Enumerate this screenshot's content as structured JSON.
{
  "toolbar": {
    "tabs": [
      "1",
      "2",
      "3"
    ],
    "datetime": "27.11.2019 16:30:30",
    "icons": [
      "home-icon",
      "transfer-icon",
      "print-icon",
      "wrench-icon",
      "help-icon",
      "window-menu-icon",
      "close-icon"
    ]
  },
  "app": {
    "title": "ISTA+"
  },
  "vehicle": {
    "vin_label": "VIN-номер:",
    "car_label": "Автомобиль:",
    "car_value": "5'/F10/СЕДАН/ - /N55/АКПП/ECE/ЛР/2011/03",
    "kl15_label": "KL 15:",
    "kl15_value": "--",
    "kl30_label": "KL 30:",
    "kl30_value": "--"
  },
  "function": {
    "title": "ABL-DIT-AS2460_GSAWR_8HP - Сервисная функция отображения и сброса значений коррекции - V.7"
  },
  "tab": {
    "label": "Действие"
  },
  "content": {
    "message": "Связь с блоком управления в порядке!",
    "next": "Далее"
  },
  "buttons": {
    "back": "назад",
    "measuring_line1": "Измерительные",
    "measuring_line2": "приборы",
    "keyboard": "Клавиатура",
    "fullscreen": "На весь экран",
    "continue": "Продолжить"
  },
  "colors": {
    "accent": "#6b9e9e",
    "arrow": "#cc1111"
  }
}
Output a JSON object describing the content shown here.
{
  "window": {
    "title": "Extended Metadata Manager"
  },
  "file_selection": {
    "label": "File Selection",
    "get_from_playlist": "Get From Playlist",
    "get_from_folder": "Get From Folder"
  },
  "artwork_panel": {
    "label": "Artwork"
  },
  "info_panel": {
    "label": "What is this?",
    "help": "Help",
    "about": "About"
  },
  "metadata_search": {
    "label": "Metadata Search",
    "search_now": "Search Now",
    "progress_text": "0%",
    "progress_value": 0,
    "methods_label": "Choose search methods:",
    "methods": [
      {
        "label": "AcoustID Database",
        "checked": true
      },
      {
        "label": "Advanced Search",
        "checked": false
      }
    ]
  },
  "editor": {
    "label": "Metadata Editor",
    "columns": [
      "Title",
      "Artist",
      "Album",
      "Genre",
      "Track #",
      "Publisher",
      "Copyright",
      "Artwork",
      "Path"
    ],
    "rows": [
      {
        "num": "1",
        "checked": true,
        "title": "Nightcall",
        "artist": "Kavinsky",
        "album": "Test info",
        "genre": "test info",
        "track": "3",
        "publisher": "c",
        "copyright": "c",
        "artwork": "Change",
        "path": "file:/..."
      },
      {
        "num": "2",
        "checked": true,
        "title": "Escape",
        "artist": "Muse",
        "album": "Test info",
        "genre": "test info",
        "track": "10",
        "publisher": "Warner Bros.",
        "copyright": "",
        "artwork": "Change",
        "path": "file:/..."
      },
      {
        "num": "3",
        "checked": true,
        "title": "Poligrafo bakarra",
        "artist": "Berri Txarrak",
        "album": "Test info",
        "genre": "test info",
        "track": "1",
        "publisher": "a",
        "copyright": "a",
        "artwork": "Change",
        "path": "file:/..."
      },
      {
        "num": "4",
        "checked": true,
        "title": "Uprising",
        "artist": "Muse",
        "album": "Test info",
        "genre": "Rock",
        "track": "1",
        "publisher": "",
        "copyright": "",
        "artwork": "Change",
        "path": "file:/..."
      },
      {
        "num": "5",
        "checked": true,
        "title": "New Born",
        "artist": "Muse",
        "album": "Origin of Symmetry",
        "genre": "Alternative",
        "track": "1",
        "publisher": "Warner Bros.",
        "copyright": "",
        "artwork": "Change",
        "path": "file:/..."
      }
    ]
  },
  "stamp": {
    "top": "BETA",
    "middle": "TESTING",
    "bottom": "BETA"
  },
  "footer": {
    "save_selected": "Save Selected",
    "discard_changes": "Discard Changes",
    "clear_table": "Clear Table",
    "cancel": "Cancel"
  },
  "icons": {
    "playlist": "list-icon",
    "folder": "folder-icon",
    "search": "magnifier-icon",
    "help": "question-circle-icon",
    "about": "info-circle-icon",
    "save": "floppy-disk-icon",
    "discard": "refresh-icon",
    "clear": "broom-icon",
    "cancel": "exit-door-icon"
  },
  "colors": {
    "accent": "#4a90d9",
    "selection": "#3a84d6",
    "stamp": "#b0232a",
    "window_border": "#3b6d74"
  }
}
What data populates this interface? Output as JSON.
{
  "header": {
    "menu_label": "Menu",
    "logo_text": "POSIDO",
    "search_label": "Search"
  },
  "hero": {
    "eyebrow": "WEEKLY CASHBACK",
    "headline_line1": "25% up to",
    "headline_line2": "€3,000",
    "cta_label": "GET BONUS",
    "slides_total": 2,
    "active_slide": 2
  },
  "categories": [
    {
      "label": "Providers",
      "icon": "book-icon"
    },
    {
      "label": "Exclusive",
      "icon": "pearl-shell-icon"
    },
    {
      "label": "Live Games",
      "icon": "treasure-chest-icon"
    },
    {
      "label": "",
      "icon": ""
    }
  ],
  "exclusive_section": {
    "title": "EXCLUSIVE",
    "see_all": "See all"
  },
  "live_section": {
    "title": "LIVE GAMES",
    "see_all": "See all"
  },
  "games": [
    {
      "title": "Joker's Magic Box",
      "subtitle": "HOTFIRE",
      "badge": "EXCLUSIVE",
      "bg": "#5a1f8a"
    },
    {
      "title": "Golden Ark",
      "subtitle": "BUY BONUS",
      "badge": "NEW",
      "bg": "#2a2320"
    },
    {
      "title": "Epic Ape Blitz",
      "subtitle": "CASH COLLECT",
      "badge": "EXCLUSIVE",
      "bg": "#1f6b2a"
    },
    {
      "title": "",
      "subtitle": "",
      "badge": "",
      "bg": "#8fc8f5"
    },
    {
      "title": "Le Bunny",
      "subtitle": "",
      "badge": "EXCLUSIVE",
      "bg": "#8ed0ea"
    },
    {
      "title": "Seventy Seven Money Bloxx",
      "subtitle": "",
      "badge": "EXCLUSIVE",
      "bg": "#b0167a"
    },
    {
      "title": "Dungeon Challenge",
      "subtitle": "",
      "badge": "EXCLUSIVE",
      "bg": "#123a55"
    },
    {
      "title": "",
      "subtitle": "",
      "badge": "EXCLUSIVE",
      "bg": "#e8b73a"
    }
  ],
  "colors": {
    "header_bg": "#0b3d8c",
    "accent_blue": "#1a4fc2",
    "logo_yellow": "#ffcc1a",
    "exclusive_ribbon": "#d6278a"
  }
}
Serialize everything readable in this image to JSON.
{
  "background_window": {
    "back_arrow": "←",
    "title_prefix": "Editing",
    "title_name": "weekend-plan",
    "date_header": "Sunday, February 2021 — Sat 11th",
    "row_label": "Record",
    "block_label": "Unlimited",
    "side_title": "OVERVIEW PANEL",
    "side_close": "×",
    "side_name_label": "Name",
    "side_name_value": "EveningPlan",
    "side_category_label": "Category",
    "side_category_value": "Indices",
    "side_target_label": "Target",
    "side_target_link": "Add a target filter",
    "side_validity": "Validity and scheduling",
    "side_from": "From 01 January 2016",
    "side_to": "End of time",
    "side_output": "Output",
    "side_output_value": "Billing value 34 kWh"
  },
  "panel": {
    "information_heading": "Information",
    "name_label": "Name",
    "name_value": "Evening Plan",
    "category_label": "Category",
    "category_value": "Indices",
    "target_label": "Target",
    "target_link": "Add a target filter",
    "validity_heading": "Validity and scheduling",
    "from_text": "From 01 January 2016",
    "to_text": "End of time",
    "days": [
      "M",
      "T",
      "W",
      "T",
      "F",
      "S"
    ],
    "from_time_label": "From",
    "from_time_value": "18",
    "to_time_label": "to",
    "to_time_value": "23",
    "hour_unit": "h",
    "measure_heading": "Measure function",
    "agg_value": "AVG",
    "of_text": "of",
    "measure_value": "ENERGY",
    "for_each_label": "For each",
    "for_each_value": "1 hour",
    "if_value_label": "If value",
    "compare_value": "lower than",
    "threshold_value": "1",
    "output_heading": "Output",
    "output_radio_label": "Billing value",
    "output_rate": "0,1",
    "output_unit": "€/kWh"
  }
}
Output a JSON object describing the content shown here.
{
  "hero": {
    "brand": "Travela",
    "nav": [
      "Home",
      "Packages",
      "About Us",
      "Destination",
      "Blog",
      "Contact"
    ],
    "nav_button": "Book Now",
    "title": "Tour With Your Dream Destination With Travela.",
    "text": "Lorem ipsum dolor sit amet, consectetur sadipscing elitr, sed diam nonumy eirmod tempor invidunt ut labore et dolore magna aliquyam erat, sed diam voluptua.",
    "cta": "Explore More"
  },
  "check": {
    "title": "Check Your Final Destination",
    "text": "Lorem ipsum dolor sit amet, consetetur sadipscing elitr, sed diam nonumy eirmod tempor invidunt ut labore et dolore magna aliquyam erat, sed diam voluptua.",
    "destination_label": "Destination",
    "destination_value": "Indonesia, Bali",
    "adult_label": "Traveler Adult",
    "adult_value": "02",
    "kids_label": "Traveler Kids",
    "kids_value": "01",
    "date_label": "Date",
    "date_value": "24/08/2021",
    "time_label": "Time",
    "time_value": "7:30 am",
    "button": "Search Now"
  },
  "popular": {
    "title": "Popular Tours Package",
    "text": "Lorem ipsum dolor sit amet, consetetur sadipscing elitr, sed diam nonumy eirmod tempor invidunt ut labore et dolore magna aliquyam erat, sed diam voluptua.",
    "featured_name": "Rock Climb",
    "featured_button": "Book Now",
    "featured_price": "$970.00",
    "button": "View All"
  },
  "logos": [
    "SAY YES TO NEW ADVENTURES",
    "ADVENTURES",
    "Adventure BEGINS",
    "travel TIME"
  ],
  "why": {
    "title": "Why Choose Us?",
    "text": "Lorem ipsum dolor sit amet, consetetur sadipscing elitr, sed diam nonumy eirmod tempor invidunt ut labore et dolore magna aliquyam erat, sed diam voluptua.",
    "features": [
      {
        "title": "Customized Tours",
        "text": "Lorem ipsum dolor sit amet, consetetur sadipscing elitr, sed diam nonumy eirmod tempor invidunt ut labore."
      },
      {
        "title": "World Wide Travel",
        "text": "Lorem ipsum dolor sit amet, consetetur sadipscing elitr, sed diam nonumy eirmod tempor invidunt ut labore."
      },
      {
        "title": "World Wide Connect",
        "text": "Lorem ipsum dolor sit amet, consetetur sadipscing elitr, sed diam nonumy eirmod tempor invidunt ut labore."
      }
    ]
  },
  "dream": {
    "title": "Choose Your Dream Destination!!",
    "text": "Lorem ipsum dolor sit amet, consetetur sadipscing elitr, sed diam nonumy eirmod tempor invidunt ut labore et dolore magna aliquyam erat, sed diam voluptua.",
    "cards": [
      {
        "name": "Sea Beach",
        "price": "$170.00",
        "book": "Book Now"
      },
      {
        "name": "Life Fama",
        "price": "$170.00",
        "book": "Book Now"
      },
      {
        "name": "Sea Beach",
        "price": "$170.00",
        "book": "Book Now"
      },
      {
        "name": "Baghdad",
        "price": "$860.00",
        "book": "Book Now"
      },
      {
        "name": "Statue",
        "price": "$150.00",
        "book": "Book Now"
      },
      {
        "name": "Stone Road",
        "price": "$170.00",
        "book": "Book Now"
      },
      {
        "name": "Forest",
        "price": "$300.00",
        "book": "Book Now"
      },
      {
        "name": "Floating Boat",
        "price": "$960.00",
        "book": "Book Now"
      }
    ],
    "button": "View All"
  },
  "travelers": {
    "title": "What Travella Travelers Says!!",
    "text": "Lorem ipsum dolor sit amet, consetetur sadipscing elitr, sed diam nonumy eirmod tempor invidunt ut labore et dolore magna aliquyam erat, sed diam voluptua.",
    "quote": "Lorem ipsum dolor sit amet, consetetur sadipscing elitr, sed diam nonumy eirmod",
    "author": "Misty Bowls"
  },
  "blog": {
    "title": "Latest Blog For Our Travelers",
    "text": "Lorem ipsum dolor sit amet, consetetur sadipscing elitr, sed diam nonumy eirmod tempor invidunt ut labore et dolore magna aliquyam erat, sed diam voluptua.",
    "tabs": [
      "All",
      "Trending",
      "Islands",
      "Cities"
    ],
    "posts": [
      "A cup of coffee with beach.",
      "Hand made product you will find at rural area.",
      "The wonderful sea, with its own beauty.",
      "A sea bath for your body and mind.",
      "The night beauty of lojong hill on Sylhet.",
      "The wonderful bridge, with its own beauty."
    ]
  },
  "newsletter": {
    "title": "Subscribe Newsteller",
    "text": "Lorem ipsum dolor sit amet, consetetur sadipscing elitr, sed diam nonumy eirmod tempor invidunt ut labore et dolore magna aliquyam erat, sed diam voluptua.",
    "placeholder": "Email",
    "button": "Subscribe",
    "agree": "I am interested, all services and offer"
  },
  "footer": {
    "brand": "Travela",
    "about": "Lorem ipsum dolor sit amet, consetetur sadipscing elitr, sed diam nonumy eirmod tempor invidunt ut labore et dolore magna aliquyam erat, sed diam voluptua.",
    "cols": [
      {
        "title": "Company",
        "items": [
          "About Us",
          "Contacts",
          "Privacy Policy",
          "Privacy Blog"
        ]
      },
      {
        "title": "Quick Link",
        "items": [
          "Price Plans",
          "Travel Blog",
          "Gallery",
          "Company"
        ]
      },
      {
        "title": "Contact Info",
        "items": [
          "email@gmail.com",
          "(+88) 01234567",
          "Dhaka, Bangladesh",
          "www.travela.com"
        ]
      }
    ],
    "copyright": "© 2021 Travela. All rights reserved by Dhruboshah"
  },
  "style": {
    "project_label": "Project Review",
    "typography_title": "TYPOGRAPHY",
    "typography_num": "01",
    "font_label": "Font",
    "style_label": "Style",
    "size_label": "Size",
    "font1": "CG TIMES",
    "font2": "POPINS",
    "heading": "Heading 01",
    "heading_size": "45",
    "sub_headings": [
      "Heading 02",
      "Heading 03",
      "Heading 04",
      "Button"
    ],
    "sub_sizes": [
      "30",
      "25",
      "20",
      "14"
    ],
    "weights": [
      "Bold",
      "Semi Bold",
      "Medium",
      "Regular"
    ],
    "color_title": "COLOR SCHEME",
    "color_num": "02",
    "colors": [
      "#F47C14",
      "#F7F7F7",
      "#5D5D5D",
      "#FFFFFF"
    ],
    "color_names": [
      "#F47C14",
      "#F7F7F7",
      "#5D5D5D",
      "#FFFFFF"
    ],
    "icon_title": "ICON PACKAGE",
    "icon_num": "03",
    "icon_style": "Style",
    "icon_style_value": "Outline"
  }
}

— Aim of the exercise —
Using the records above, list each line that includes "wonderful".

— Exercise solution —
      "The wonderful sea, with its own beauty.",
      "The wonderful bridge, with its own beauty."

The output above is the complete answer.